◆ **QUOTED TEXT**:

○ ○ ○

## This notebook is an implementation of transformers from scratch for learning purposes - Work in progress 

In [81]:
import torch
from math import sqrt
from pathlib import Path
import torch.nn as nn
# Decided to use the tokenizers library for BPE tokenization to understand how tokenization works under the hood
from tokenizers import Tokenizer
from tokenizers.models import BPE
from tokenizers.pre_tokenizers import ByteLevel
from tokenizers.trainers import BpeTrainer
from tokenizers.decoders import ByteLevel as ByteLevelDecoder

### Embedding with Byte pair encoding

In [None]:
class BpeTokenizer():
    def __init__(self, vocab_size = 32_000):
        self.bpe_tokenizer = Tokenizer(BPE(unk_token="[UNK]"))  # With byte-level BPE, [UNK] should be rare
        self.bpe_tokenizer.pre_tokenizer = ByteLevel()
        self.bpe_tokenizer.decoder = ByteLevelDecoder()

        self.trainer = BpeTrainer(
            vocab_size=vocab_size,
            min_frequency=2,
            special_tokens=["[PAD]", "[UNK]", "[BOS]", "[EOS]"],
            initial_alphabet=ByteLevel.alphabet(),
        )
        self.pad_id = None
        self.unk_id = None
        self.bos_id = None
        self.eos_id = None

    def train(self, input_text_paths, output_tokenizer_path):
        self.bpe_tokenizer.train(input_text_paths, self.trainer)
        self.bpe_tokenizer.save(output_tokenizer_path)
        self.cache_special_tokens()

    def load(self, tokenizer_path):
        self.bpe_tokenizer = Tokenizer.from_file(tokenizer_path)
        self.cache_special_tokens()
    
    def cache_special_tokens(self):
        self.pad_id = self.bpe_tokenizer.token_to_id("[PAD]")
        self.unk_id = self.bpe_tokenizer.token_to_id("[UNK]")
        self.bos_id = self.bpe_tokenizer.token_to_id("[BOS]")

○ ○ ○

◆ **MATERIAL PROVIDED**:
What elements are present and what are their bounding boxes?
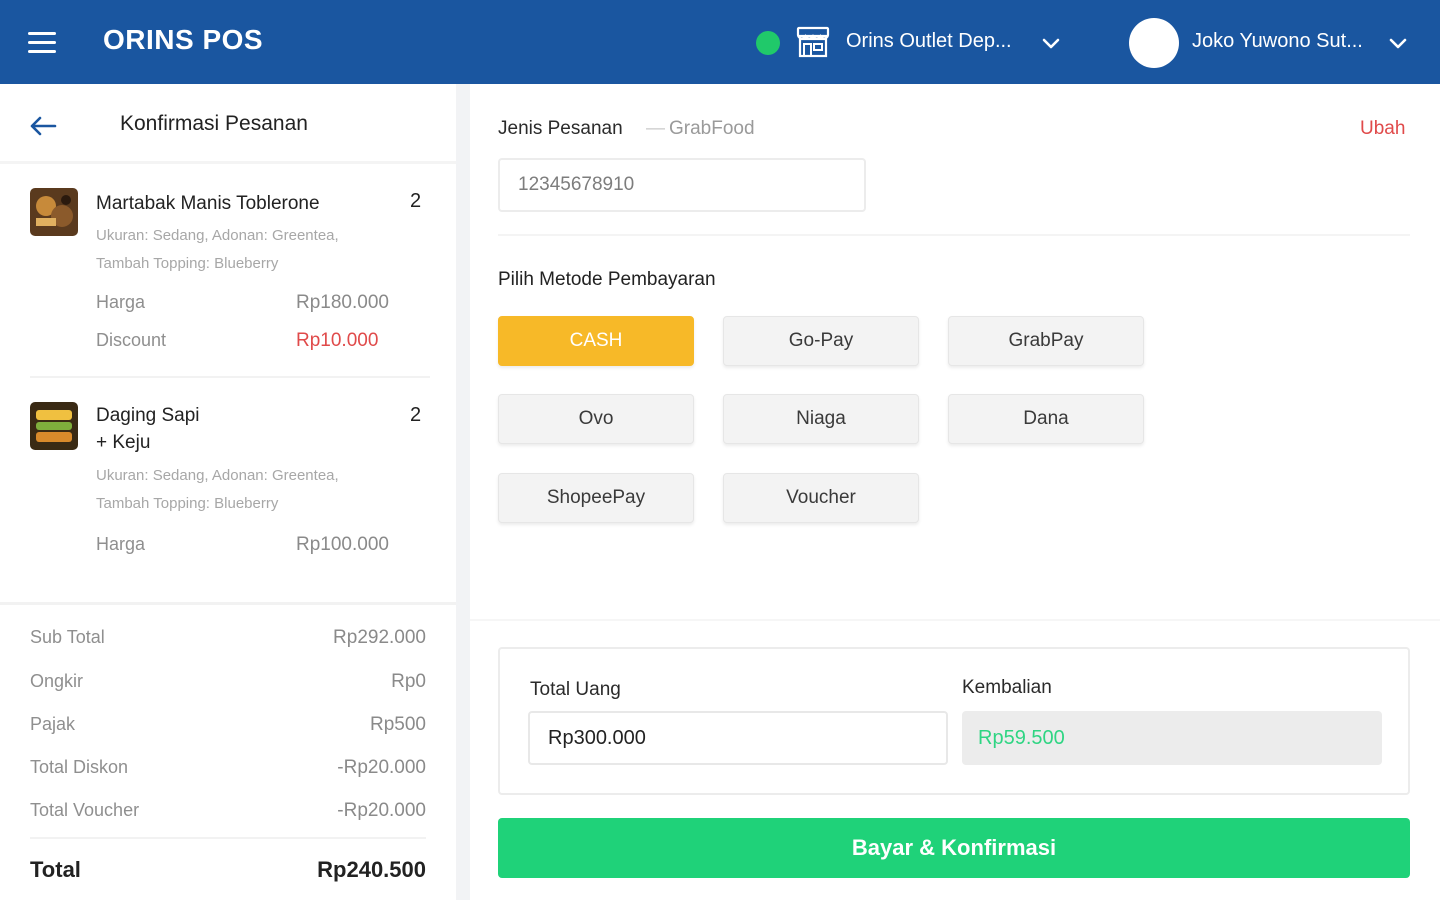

○ ○ ○

◆ **CHALLENGE 1**: Translate this sentence from the transformer notebook into Spanish: "This notebook is an implementation of transformers from scratch for learning purposes."
◆ **CHALLENGE 2**: Extend the code in the transformer notebook, starting right after its final line.

◆ **TASK RESULT 1**: Este cuaderno es una implementación de transformers desde cero con fines de aprendizaje.

◆ **TASK RESULT 2**:
        self.eos_id = self.bpe_tokenizer.token_to_id("[EOS]")

    def encode_input(self, text):
        return self.bpe_tokenizer.encode(text).ids
    def encode_encoder_input(self, text):
        encoding = self.bpe_tokenizer.encode(text).ids + [self.EOS_ID]
        return encoding
    def encode_decoder_input(self, text):
        encoding = [self.BOS_ID] + self.bpe_tokenizer.encode(text).ids 
        return encoding
    def encode_target(self, text):
        encoding = self.bpe_tokenizer.encode(text).ids + [self.EOS_ID]
        return encoding
    
    def decode(self, ids):
        return self.bpe_tokenizer.decode(ids, skip_special_tokens=True)
    

class TokenEmbedding(nn.Module):
    def __init__(self, d_model, vocab_size):
        super().__init__()
        self.embedding = nn.Embedding(vocab_size, d_model)  

    def forward(self, ids):
        return self.embedding(ids)


In [None]:
# Just testing here
train_bpe_tokenizer("./input_text.txt", "./tokenizer.json", vocab_size=32_000)

emb = TokenEmbedding("./tokenizer.json", d_model=512)
ids = emb.encode("hello world!")
x = emb(ids)  
print(ids.shape)

torch.Size([11])


In [109]:
ids = emb.encode("hello world!")
ids

tensor([224,  75, 269,  79,  82, 224,  90, 262,  79,  71,   4])

### Sinusoidal Positional encoding to add position info to tokens

In [84]:
# Here we make sure to specify the dtype when creating the ten  sors to avoid casting to float64 and having everything go slower
# Will add max_len_seq later to compare speed
class PositionalEncoding(nn.Module):
    def __init__(self, d_model):
        super().__init__()
        self.d_model = d_model

    def forward(self, embedded):
        d_model = embedded.shape[1]
        seq_length = embedded.shape[0]
        pos = torch.arange(0, seq_length, device=embedded.device, dtype=embedded.dtype).unsqueeze(1) # (seq_length, 1)
        i = torch.arange(0, d_model, 2, device=embedded.device, dtype=embedded.dtype) # (d_model/2,)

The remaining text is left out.